● Textauszug

○ ○ ○

Erneuerungsfonds: Genügend Geld für Sanierungen

29.04.2009
Bauten im Stockwerkeigentum verfügen über gemeinschaftliche Teile und Anlagen. Deren laufende Betriebskosten werden zusammen mit den Kosten für regelmässig anfallende Unterhaltsarbeiten durch Beitragszahlungen der angeschlossenen Eigentümer beglichen. Für grössere Sanierungsarbeiten oder gar Ersatzanschaffungen sollte zudem ein so genannter Erneuerungsfonds geäufnet werden.

Erneuerungsfonds dringend zu empfehlen

Bei Liegenschaften im Stockwerkeigentum ist die Schaffung eines Erneuerungsfonds zwar nicht zwingend gesetzlich vorgeschrieben. Der HEV Schweiz erachtet die Äufnung eines Erneuerungsfonds als äusserst ratsam.

 

Ausserordentliche Sanierungs- und Erneuerungsarbeiten

Mit der Äufnung eines Erneuerungsfonds werden die Mittel für künftige ausserordentliche Sanierungs- und Erneuerungsarbeiten bereitgestellt. So wird gewährleistet, dass die nötigen Mittel für ausserordentliche Aufwendungen auch kurzfristig zur Verfügung stehen, ohne dass die Eigentümer plötzlich hohe Beiträge entrichten müssen.

 

0,2 bis 0,5 % des Versicherungswertes

Bei Gebäuden erfolgt die Bemessung der gesamthaften Fondseinlage meist aufgrund des Versicherungswertes. Üblich sind zwischen 0,2 bis 0,5 Prozent pro Jahr. Die jährliche Einlage wird dann nach Massgabe der Wertquote respektive des Eigentumsanteils unter den einzelnen Eigentümern verteilt. Im Stockwerkeigentum wird die maximale Höhe des Fonds üblicherweise auf 5 bis 10 Prozent des Assekuranzwertes festgelegt, wobei während der ersten 2 Jahre nach der Erstellung des Gebäudes auf Fondseinlagen verzichtet werden kann.

○ ○ ○

(Extrahierte Datensätze)

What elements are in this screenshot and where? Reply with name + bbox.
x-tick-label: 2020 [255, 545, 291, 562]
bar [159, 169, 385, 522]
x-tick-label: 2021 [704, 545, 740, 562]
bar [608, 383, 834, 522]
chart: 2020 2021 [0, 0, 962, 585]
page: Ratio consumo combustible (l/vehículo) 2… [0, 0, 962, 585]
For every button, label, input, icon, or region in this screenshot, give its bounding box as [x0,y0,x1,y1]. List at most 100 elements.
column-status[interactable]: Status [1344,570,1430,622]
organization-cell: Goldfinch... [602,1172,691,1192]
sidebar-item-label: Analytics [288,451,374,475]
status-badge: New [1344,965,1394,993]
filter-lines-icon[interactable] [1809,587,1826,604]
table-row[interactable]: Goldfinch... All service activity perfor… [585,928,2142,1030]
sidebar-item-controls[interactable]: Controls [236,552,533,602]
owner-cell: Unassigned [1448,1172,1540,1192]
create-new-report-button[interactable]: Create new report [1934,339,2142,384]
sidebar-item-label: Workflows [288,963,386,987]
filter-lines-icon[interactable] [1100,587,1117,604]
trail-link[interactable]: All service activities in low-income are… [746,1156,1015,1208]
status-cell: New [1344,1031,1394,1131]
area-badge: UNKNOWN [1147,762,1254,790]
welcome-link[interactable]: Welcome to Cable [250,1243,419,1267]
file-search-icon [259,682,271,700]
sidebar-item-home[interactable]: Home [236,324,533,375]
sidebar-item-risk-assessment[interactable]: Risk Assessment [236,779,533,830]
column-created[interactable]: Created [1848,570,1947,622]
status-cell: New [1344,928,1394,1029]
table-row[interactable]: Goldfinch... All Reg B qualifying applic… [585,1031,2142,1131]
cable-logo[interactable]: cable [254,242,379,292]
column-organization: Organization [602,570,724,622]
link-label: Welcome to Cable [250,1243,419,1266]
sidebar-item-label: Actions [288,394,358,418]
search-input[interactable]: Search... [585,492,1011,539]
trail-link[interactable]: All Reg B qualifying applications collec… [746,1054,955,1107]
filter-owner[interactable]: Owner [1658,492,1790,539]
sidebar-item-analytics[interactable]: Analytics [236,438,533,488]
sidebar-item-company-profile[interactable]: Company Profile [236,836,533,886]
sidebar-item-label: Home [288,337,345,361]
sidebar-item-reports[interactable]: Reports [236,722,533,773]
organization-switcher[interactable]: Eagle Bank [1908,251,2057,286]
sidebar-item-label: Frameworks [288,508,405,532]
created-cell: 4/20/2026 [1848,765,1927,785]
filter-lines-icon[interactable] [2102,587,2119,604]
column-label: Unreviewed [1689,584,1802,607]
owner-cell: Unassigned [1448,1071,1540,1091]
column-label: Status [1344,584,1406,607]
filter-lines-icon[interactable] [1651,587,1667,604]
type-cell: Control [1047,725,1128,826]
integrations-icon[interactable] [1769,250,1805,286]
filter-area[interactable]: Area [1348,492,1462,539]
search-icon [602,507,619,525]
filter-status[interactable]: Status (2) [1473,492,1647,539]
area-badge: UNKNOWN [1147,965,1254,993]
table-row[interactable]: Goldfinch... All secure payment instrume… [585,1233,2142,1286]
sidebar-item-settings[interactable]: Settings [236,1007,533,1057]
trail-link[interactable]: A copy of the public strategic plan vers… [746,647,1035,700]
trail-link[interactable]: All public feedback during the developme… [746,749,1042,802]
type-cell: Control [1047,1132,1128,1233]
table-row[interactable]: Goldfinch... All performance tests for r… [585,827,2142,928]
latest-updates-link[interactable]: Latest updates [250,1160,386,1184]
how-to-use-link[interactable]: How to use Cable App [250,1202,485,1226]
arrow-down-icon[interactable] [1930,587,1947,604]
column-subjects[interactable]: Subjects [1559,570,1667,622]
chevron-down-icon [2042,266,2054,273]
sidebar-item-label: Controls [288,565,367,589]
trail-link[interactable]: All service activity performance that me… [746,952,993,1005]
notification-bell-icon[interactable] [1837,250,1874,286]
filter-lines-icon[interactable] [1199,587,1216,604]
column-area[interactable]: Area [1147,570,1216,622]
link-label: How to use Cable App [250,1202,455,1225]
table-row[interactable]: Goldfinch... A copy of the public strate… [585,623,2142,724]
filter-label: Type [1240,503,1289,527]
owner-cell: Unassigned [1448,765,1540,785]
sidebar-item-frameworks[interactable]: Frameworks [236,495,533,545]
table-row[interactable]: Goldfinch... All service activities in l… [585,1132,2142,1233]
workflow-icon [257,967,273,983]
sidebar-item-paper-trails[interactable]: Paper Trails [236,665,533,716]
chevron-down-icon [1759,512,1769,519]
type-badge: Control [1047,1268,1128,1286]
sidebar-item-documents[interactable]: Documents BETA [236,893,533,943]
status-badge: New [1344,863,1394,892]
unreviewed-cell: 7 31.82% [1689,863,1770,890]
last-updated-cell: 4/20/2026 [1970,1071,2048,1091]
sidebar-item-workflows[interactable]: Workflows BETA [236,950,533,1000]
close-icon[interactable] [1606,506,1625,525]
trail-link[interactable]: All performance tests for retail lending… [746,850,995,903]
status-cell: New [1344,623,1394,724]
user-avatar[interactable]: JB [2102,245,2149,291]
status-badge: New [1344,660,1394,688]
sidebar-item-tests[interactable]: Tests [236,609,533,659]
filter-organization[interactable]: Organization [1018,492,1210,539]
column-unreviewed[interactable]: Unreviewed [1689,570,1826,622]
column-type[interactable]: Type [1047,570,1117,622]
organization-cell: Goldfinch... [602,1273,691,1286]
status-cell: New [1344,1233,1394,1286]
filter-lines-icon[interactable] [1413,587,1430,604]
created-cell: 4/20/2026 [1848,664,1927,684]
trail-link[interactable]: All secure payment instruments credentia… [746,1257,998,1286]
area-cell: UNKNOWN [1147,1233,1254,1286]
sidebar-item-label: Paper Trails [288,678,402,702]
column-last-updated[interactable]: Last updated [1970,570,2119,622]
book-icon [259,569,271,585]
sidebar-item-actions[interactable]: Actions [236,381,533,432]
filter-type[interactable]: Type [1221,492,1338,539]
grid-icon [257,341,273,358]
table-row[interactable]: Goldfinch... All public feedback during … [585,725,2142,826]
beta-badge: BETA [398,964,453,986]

○ ○ ○

● Aufgabenstellung
a: Wie viel Prozent des Versicherungswertes werden gemäß dem Text über den Erneuerungsfonds üblicherweise pro Jahr in den Fonds eingelegt?
b: Geben Sie aus dem Text über den Erneuerungsfonds den Abschnitt von „Erneuerungsfonds dringend zu“ bis „Beiträge entrichten müssen.“ wortgetreu wieder.

● Antworten nacheinander
a: Üblich sind 0,2 bis 0,5 Prozent pro Jahr.

b:
Erneuerungsfonds dringend zu empfehlen

Bei Liegenschaften im Stockwerkeigentum ist die Schaffung eines Erneuerungsfonds zwar nicht zwingend gesetzlich vorgeschrieben. Der HEV Schweiz erachtet die Äufnung eines Erneuerungsfonds als äusserst ratsam.

 

Ausserordentliche Sanierungs- und Erneuerungsarbeiten

Mit der Äufnung eines Erneuerungsfonds werden die Mittel für künftige ausserordentliche Sanierungs- und Erneuerungsarbeiten bereitgestellt. So wird gewährleistet, dass die nötigen Mittel für ausserordentliche Aufwendungen auch kurzfristig zur Verfügung stehen, ohne dass die Eigentümer plötzlich hohe Beiträge entrichten müssen.